* **Extracts from a graphics dataset**

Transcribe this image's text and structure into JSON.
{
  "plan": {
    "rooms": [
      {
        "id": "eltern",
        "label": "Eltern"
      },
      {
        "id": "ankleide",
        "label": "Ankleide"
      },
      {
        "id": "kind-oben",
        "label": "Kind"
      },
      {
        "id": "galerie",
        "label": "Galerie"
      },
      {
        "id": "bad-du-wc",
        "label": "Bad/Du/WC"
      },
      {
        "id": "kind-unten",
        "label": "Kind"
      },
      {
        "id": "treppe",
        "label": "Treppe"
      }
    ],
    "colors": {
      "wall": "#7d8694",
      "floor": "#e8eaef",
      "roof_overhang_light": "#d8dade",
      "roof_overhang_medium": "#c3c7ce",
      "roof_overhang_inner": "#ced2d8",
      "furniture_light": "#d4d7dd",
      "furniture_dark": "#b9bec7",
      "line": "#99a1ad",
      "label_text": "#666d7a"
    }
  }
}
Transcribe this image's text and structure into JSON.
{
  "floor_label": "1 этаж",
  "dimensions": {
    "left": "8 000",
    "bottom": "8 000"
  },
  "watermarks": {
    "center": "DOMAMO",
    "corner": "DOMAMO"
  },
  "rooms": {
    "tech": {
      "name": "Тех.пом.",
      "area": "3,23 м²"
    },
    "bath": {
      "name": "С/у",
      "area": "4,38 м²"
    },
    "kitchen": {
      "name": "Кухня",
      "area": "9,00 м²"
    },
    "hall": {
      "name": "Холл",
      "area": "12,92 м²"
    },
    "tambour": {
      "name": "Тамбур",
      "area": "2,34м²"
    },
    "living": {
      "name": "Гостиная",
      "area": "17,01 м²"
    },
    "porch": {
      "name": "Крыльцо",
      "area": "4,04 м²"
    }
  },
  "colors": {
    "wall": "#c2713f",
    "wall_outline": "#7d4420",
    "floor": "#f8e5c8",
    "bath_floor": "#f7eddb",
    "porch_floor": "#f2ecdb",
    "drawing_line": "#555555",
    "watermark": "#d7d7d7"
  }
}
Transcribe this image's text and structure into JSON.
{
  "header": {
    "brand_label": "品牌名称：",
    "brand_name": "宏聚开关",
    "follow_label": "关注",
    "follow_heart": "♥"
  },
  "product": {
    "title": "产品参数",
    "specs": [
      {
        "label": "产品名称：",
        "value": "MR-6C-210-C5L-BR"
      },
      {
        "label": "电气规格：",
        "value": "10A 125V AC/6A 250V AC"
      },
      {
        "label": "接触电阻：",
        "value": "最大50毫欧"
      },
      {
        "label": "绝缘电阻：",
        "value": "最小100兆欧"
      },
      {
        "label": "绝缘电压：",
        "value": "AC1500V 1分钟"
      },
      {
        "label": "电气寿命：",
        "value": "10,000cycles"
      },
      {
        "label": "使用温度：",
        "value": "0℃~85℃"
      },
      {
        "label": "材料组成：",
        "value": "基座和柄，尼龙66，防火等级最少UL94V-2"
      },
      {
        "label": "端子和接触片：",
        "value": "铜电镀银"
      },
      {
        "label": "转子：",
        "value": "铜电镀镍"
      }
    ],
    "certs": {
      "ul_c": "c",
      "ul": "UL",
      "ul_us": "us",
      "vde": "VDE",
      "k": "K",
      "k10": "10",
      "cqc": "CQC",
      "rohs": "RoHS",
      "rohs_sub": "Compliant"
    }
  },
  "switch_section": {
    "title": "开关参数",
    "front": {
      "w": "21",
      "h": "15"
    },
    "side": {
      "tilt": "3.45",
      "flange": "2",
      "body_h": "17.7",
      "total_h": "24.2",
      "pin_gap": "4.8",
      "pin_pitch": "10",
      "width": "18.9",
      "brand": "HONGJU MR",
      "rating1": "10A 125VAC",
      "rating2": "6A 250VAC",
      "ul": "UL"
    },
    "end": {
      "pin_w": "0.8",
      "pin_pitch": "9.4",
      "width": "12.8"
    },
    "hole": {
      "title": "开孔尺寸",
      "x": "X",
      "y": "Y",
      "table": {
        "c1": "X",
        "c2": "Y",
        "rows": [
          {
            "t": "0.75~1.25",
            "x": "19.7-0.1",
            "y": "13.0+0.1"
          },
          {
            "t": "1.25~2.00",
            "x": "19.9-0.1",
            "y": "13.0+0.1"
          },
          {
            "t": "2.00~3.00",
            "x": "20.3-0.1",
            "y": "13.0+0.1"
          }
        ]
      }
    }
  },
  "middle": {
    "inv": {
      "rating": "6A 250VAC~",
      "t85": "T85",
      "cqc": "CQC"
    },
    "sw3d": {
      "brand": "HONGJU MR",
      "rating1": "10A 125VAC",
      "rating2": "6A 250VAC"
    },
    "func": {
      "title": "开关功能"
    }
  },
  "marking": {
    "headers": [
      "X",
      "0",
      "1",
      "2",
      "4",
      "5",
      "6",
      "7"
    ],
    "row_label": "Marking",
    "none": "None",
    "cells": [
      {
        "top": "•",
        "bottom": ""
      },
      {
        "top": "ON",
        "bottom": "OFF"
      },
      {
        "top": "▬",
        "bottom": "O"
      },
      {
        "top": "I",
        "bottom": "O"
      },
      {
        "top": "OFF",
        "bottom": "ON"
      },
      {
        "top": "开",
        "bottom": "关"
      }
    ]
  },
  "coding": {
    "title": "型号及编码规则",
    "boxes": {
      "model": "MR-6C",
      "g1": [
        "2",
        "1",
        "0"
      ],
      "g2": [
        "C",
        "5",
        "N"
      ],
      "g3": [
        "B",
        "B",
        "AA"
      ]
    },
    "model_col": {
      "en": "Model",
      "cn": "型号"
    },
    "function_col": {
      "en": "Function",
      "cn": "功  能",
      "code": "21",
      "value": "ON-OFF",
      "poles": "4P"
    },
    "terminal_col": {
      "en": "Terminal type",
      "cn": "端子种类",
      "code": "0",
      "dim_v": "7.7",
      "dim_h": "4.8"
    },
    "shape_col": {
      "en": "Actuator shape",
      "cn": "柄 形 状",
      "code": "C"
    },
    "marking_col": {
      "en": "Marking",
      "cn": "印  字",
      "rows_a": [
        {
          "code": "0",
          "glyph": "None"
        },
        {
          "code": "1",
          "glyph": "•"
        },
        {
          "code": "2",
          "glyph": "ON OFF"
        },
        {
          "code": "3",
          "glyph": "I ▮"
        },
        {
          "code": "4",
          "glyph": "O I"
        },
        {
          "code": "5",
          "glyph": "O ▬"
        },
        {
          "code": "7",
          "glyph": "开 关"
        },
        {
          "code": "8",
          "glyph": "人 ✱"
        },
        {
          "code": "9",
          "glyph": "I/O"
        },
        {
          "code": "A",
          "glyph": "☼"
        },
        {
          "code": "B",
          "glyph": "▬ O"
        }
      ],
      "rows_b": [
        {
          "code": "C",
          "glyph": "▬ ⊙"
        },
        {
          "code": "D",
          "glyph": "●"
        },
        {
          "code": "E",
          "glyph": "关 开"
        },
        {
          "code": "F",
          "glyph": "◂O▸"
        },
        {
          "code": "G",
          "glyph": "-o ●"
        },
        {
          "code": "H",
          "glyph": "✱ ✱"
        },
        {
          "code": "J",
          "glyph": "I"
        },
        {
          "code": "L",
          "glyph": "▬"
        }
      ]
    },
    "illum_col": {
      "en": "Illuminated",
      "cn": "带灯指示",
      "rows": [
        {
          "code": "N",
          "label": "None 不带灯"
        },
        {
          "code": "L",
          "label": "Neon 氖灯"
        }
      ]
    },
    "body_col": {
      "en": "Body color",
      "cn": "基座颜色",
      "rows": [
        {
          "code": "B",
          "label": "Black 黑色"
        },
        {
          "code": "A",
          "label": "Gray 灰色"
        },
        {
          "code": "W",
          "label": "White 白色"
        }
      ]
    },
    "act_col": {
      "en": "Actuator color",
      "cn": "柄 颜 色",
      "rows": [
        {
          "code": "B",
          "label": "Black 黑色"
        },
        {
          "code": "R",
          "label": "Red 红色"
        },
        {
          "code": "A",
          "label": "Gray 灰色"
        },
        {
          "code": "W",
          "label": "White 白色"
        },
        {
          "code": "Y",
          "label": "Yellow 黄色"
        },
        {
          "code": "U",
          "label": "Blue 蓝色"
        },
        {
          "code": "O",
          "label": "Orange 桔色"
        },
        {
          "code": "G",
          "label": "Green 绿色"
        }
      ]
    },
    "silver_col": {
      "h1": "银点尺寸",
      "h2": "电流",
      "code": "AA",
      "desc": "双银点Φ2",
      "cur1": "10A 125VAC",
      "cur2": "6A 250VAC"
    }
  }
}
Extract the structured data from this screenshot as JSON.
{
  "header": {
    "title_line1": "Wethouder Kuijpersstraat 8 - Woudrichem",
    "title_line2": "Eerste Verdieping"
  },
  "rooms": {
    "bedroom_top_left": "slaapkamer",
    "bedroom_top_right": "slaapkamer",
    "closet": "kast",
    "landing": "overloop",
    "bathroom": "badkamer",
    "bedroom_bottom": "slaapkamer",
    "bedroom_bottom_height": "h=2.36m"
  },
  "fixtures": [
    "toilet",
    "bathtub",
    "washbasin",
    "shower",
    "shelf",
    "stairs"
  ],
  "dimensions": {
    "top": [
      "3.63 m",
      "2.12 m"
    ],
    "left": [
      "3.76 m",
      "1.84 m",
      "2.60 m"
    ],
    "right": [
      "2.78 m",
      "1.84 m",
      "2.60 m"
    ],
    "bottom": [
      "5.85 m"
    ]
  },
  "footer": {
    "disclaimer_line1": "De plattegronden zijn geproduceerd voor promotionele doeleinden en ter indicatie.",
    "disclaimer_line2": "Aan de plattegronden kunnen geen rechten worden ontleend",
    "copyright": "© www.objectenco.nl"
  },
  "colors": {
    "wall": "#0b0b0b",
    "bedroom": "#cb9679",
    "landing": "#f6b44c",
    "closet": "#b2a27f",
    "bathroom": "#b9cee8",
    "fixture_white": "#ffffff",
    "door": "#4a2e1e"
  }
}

* **To be done**
Collect each line above holding the string "plattegronden".

* **Response for this exercise**
    "disclaimer_line1": "De plattegronden zijn geproduceerd voor promotionele doeleinden en ter indicatie.",
    "disclaimer_line2": "Aan de plattegronden kunnen geen rechten worden ontleend",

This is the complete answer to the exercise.